[YOUR ASSIGNMENT] Some lines in the entries contain the word "JSON". Copy all of them.

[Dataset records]
■ ■ ■ ■ ■
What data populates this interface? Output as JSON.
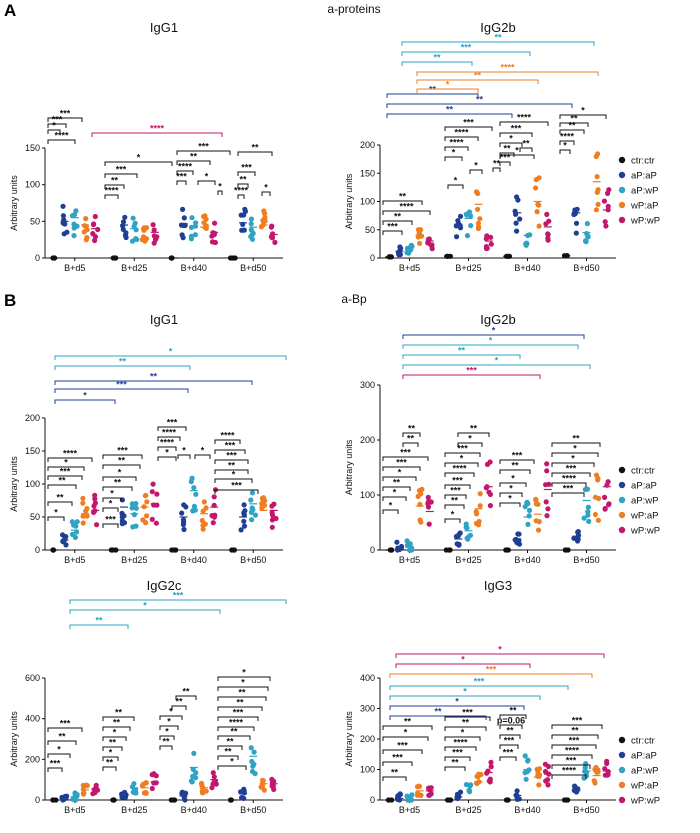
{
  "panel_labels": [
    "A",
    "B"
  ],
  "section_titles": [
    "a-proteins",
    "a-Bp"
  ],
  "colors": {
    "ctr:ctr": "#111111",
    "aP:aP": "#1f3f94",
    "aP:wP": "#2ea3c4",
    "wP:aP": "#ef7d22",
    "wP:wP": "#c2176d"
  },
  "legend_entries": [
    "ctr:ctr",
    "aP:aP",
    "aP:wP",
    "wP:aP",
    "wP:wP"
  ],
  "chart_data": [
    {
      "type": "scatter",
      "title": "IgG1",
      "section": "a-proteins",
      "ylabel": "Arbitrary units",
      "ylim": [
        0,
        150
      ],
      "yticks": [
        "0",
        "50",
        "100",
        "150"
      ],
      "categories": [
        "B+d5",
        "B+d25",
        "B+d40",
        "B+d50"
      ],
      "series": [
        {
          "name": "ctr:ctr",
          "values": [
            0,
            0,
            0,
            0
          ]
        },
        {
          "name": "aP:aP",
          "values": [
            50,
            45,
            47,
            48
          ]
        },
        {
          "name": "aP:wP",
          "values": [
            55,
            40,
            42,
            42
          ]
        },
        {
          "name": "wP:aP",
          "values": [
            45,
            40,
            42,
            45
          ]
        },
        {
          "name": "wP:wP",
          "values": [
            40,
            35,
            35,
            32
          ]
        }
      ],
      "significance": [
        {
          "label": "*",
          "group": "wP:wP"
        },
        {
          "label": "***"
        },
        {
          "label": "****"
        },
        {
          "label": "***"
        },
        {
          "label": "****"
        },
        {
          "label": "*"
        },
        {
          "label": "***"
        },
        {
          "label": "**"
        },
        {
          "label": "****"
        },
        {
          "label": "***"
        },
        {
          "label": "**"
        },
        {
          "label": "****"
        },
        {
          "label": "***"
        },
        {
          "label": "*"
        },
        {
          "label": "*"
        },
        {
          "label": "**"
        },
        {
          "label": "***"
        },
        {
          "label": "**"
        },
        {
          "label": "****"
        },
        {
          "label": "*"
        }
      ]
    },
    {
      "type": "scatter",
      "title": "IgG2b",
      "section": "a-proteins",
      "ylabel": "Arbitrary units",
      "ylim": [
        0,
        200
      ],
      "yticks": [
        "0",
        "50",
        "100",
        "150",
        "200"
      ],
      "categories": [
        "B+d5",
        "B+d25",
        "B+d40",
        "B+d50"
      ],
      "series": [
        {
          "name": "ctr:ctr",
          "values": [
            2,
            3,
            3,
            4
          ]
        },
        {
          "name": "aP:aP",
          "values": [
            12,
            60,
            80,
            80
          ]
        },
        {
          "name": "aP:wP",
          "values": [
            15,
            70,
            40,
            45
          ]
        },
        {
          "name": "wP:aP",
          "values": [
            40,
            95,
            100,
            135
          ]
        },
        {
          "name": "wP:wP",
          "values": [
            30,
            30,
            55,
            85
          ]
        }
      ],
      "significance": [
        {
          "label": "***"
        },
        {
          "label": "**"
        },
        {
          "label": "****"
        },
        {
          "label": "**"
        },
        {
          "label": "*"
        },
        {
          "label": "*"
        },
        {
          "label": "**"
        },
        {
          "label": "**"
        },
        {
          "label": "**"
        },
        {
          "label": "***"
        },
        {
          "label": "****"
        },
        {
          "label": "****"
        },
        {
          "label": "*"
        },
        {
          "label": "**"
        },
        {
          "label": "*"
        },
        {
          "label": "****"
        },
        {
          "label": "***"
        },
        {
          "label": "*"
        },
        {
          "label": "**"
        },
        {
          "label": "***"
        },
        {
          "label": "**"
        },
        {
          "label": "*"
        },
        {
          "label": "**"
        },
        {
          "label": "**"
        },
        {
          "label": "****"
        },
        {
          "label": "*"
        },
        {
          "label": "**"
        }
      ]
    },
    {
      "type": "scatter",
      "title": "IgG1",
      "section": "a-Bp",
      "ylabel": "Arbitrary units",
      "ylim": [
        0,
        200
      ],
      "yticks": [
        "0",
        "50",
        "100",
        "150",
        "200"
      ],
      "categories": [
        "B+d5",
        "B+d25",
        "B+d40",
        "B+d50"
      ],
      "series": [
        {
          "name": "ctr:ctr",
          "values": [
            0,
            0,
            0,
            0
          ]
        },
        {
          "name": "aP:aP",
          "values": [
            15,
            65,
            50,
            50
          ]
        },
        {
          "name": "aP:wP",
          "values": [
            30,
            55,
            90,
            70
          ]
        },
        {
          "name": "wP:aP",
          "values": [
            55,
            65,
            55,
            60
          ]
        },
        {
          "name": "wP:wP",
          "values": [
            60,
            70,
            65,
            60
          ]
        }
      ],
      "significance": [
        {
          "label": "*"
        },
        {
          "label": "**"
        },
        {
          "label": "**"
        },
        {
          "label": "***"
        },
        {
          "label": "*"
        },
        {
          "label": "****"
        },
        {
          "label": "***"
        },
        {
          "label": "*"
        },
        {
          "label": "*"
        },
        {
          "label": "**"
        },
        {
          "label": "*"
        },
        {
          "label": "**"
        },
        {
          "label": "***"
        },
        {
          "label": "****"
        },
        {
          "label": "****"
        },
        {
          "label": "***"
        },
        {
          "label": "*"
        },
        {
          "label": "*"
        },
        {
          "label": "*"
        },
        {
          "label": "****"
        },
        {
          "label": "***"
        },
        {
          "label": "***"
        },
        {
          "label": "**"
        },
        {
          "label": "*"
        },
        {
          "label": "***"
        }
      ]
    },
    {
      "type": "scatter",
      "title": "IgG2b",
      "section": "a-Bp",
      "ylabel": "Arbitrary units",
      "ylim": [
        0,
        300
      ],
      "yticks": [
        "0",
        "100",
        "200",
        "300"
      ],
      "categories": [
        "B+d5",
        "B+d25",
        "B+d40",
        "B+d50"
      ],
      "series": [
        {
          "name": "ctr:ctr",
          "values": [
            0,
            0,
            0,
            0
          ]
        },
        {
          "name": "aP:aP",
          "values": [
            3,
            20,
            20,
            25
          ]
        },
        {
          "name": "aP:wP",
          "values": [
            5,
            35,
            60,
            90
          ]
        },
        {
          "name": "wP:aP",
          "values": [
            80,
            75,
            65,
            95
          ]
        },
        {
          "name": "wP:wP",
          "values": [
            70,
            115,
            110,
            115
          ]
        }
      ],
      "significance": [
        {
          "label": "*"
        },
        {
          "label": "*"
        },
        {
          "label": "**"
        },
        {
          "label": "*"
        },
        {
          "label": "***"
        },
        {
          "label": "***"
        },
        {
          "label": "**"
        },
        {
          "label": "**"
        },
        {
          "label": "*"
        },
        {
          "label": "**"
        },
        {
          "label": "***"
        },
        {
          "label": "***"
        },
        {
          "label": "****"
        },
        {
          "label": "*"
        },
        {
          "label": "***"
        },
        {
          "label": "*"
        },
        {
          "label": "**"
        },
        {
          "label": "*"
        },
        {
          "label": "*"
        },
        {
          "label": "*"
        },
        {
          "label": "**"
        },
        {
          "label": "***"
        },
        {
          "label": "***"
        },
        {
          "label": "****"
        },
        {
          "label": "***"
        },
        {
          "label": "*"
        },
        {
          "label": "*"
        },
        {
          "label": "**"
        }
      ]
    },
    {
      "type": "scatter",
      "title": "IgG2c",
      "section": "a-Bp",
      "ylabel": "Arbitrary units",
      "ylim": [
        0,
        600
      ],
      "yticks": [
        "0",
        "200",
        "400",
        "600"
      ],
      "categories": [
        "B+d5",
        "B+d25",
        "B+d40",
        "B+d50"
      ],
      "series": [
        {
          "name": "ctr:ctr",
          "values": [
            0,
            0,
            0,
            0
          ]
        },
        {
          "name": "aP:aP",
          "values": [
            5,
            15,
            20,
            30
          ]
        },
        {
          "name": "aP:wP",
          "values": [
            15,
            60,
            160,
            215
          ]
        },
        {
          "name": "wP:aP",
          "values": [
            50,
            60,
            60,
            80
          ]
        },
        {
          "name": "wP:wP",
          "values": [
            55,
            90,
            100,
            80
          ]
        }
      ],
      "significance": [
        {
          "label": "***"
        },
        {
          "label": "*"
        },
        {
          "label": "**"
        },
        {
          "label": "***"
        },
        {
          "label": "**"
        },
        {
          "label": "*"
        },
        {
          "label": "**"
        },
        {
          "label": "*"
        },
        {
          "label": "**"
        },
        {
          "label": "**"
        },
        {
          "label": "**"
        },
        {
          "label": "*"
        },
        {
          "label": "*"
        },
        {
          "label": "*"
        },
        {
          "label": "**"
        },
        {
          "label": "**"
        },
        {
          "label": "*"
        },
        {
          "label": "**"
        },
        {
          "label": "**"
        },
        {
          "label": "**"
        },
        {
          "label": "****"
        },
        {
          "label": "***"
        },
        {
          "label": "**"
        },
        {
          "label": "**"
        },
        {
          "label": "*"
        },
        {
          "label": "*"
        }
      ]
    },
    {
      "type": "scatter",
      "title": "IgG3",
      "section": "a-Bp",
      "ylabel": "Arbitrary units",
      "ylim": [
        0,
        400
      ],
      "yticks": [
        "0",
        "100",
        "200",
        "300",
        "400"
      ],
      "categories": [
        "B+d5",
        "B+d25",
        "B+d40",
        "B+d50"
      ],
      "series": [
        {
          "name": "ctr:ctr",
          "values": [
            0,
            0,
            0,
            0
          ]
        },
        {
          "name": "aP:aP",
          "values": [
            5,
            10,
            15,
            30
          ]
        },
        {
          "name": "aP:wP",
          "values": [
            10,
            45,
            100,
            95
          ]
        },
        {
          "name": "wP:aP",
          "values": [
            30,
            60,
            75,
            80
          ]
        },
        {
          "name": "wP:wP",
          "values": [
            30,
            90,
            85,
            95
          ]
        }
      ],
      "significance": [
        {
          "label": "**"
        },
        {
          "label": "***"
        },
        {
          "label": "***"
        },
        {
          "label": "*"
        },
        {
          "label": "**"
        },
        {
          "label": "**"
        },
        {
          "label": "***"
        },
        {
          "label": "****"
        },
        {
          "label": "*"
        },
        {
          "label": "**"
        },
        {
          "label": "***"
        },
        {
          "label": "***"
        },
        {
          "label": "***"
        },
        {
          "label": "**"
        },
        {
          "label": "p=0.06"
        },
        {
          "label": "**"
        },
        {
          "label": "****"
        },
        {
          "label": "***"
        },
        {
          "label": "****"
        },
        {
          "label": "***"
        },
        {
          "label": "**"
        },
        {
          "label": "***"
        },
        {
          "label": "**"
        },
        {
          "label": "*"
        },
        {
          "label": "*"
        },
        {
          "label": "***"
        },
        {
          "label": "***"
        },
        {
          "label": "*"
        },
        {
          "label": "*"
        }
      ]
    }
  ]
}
■ ■ ■ ■ ■
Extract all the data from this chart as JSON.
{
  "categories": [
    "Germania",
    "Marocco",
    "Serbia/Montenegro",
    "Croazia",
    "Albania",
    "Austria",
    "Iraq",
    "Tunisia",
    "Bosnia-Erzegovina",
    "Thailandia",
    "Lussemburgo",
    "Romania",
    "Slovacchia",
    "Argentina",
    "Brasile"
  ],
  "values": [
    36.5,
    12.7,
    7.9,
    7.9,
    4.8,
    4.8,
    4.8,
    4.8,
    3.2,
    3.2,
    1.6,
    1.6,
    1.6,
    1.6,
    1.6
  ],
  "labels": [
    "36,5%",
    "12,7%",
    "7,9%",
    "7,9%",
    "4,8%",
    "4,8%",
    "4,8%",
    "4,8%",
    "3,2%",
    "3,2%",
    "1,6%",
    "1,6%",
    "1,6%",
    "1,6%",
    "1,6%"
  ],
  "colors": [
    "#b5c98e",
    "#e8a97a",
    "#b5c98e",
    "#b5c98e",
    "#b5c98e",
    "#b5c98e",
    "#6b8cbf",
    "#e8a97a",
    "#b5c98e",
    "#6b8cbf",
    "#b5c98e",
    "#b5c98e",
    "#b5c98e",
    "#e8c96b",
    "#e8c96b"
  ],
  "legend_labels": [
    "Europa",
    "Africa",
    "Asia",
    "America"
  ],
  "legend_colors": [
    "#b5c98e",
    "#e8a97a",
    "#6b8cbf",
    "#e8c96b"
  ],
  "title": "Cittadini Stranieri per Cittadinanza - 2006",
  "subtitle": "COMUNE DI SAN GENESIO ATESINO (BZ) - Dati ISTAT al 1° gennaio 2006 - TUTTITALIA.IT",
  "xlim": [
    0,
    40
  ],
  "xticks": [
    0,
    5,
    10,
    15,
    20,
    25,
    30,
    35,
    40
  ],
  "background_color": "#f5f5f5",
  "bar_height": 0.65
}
■ ■ ■ ■ ■
[COMPLETED EXERCISE]
What data populates this interface? Output as JSON.
Extract all the data from this chart as JSON.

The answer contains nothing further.